Written task: Would it be possible to write out each entry below exactly, without the pictures?

--- START Source records ---

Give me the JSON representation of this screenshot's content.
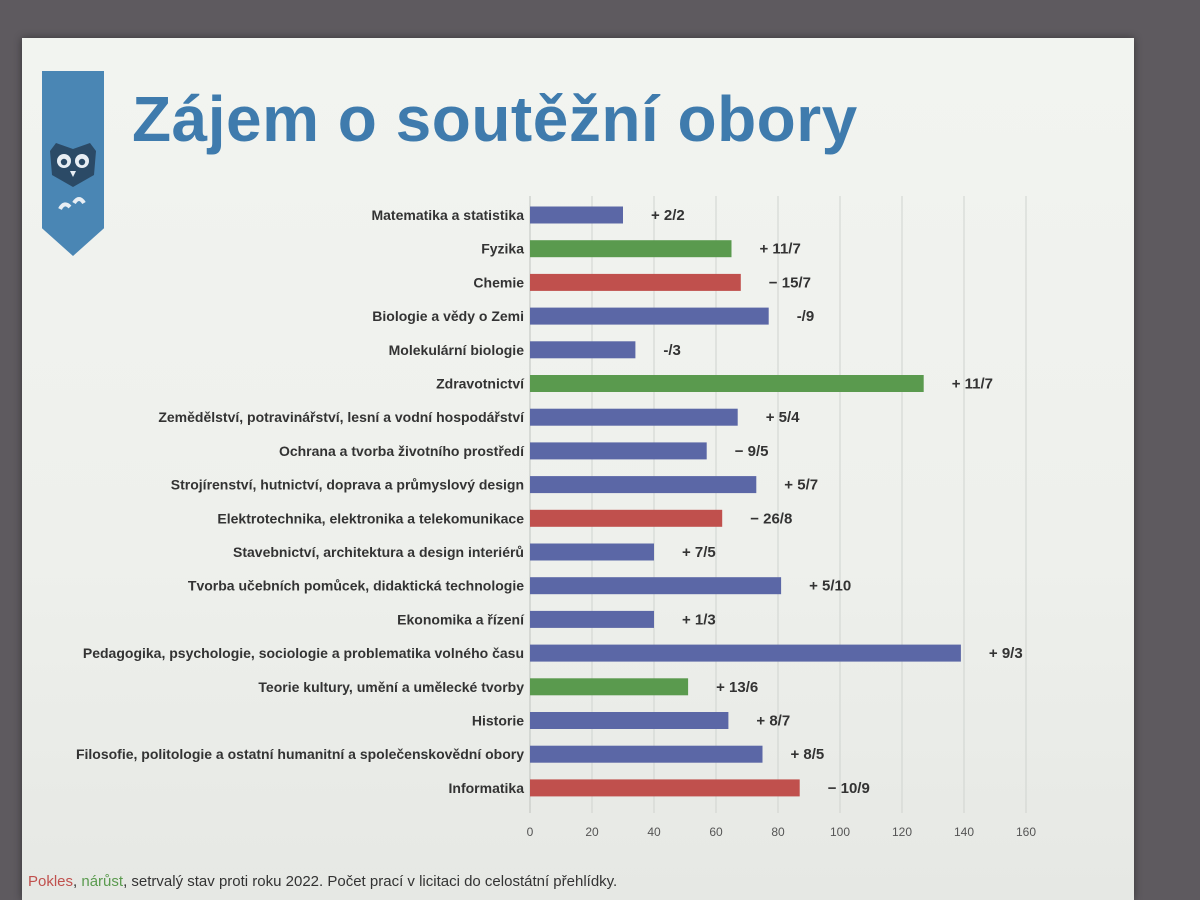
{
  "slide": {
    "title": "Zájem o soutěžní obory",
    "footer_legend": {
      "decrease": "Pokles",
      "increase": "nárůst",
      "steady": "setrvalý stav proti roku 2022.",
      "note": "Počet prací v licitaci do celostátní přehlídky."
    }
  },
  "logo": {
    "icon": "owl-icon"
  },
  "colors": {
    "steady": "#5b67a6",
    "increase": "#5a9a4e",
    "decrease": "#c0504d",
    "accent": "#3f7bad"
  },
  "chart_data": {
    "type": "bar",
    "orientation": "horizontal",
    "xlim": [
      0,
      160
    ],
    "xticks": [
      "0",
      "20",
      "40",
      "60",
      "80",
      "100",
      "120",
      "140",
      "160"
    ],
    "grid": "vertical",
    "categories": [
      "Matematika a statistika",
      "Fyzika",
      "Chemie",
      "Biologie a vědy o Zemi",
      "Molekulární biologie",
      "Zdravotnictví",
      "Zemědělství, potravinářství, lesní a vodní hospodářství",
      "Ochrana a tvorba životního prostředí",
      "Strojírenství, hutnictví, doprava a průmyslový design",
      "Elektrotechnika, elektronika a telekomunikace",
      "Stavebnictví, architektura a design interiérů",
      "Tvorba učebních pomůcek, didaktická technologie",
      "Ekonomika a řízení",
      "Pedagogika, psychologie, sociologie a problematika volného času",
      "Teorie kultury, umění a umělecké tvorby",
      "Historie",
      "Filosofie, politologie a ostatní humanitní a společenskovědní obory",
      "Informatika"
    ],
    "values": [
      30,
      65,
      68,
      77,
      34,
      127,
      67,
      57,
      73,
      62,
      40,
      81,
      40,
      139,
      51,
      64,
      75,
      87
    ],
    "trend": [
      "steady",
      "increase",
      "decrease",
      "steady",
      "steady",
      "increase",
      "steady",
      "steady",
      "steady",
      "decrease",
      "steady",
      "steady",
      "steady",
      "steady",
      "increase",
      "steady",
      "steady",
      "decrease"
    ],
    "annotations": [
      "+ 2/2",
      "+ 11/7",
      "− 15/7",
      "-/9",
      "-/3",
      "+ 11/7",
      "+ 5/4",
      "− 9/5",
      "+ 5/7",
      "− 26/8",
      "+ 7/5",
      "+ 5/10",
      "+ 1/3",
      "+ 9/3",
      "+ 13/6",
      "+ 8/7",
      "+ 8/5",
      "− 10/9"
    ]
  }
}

--- END Source records ---

Expected output:
Give me the JSON representation of this screenshot's content.
{
  "slide": {
    "title": "Zájem o soutěžní obory",
    "footer_legend": {
      "decrease": "Pokles",
      "increase": "nárůst",
      "steady": "setrvalý stav proti roku 2022.",
      "note": "Počet prací v licitaci do celostátní přehlídky."
    }
  },
  "logo": {
    "icon": "owl-icon"
  },
  "colors": {
    "steady": "#5b67a6",
    "increase": "#5a9a4e",
    "decrease": "#c0504d",
    "accent": "#3f7bad"
  },
  "chart_data": {
    "type": "bar",
    "orientation": "horizontal",
    "xlim": [
      0,
      160
    ],
    "xticks": [
      "0",
      "20",
      "40",
      "60",
      "80",
      "100",
      "120",
      "140",
      "160"
    ],
    "grid": "vertical",
    "categories": [
      "Matematika a statistika",
      "Fyzika",
      "Chemie",
      "Biologie a vědy o Zemi",
      "Molekulární biologie",
      "Zdravotnictví",
      "Zemědělství, potravinářství, lesní a vodní hospodářství",
      "Ochrana a tvorba životního prostředí",
      "Strojírenství, hutnictví, doprava a průmyslový design",
      "Elektrotechnika, elektronika a telekomunikace",
      "Stavebnictví, architektura a design interiérů",
      "Tvorba učebních pomůcek, didaktická technologie",
      "Ekonomika a řízení",
      "Pedagogika, psychologie, sociologie a problematika volného času",
      "Teorie kultury, umění a umělecké tvorby",
      "Historie",
      "Filosofie, politologie a ostatní humanitní a společenskovědní obory",
      "Informatika"
    ],
    "values": [
      30,
      65,
      68,
      77,
      34,
      127,
      67,
      57,
      73,
      62,
      40,
      81,
      40,
      139,
      51,
      64,
      75,
      87
    ],
    "trend": [
      "steady",
      "increase",
      "decrease",
      "steady",
      "steady",
      "increase",
      "steady",
      "steady",
      "steady",
      "decrease",
      "steady",
      "steady",
      "steady",
      "steady",
      "increase",
      "steady",
      "steady",
      "decrease"
    ],
    "annotations": [
      "+ 2/2",
      "+ 11/7",
      "− 15/7",
      "-/9",
      "-/3",
      "+ 11/7",
      "+ 5/4",
      "− 9/5",
      "+ 5/7",
      "− 26/8",
      "+ 7/5",
      "+ 5/10",
      "+ 1/3",
      "+ 9/3",
      "+ 13/6",
      "+ 8/7",
      "+ 8/5",
      "− 10/9"
    ]
  }
}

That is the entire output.